### EXCERPTED PASSAGE
╔══

Known facts: patient_has_fever, patient_has_rash Step 1: Rule 1 (IF fever AND rash THEN measles) fires. Step 2: New fact derived → patient_has_measles. Result: "The patient has measles."

2 Backward Chaining (Goal-Driven)

Starts from a hypothesis (goal) and works backward to check if the facts in the Knowledge Base support it. It answers the question: "Is this hypothesis true?"

Hypothesis: Does the patient have measles? Step 1: System checks Rule 1 (Requires: fever AND rash). Step 2: System searches KB for "fever" → Found ✓ Step 3: System searches KB for "rash" → Found ✓ Result: "Yes, the hypothesis is true."

Advantages & Disadvantages

Advantages Disadvantages
Available 24/7 and never suffers from fatigue. Cannot learn from experience — only knows the rules it was explicitly given.
Provides consistent answers; the same input always gives the same output. Lacks "common sense" and cannot handle situations outside its narrow domain.
Preserves highly specialized expert knowledge even after the human expert retires. Expensive and time-consuming to build, update, and maintain the Knowledge Base.

Implementing with Prolog

Prolog (Programming in Logic) is a declarative language perfectly suited for building the Knowledge Base and Inference Engine of an expert system.

Prolog Syntax Rules

Concept Syntax Rule Example
Atoms (Constants) Must start with a lowercase letter. Represents specific, known objects or relationships. john, male, parent
Variables Must start with an Uppercase letter (or underscore). Acts as a placeholder for any atom. X, Person, Child
Facts Unconditional statements of truth. Must end with a full stop . male(john).
parent(john, mary).
Rules Conditional statements. :- means IF. , means AND. ; means OR. Must end with a full stop. father(X,Y) :- male(X), parent(X,Y).

╚══

### ACTIVITIES
1. Update the expert-systems passage, everything from "Concept Syntax Rule" down to "parent(john, mary).", replacing "john" with "anna".
2. Say whether each statement agrees with the expert-systems passage, answering yes or no and quoting the words that decide it: (a) Backward chaining begins with a hypothesis. (b) An expert system can learn from experience. (c) In Prolog, a variable must begin with a lowercase letter.
3. Proceed with the expert-systems passage from where it stops.
Nothing in the lines is needed for any of this.

### MATERIAL SUPPLIED
╔══

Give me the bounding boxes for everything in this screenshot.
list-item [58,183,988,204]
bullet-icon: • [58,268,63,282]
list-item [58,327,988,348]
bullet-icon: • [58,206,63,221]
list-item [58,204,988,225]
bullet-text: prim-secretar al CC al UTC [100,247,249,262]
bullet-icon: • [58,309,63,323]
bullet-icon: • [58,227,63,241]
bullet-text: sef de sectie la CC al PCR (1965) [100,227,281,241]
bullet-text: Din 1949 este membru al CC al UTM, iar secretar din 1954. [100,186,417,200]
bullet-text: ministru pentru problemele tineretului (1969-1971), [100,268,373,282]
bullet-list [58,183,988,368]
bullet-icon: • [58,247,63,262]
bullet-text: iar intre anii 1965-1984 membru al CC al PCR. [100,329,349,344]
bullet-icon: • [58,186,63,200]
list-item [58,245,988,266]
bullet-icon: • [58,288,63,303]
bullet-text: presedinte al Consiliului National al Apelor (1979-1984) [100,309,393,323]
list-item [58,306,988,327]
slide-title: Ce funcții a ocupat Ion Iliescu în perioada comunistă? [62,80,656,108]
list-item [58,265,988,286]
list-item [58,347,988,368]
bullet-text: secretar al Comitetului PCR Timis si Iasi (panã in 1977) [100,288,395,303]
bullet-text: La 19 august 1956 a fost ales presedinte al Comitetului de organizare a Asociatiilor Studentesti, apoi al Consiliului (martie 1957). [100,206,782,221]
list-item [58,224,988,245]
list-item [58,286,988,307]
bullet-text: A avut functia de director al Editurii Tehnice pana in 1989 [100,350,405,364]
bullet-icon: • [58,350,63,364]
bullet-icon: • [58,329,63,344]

╚══

### ANSWERS TO THE EXERCISES
1.
Concept Syntax Rule Example
Atoms (Constants) Must start with a lowercase letter. Represents specific, known objects or relationships. anna, male, parent
Variables Must start with an Uppercase letter (or underscore). Acts as a placeholder for any atom. X, Person, Child
Facts Unconditional statements of truth. Must end with a full stop . male(anna).
parent(anna, mary).

2.
(a) Yes: "Starts from a hypothesis (goal) and works backward"
(b) No: "Cannot learn from experience — only knows the rules it was explicitly given."
(c) No: "Must start with an Uppercase letter (or underscore)."

3.
Queries Questions asked to the Inference Engine to test a hypothesis. ?- father(john, mary).

Building a Family Tree Expert System

We can define a Knowledge Base using a family tree diagram, and then write Rules to let the Inference Engine deduce complex relationships.

% KNOWLEDGE BASE: FACTS male(charles). male(william). male(harry). female(diana). parent(charles, william). parent(diana, william). parent(charles, harry). parent(diana, harry). % KNOWLEDGE BASE: RULES % "X is a mother of Y IF X is female AND X is a parent of Y" mother(X, Y) :- female(X), parent(X, Y). % "X is a sibling of Y IF Z is a parent of X AND Z is a parent of Y AND X is not Y" sibling(X, Y) :- parent(Z, X), parent(Z, Y), X \= Y. % "X is a brother of Y IF X is male AND X is a sibling of Y" brother(X, Y) :- male(X), sibling(X, Y). % INFERENCE ENGINE / QUERIES ?- mother(diana, william). % Output: true (Backward chaining confirms the facts) ?- brother(X, william). % Output: X = harry (Engine searches for X that satisfies male and sibling)

Common Pitfalls

Expert Systems ≠ Machine Learning

Expert systems use hand-written rules programmed by humans. Machine learning algorithms learn patterns from training data autonomously. An expert system will never improve unless a programmer manually adds new rules.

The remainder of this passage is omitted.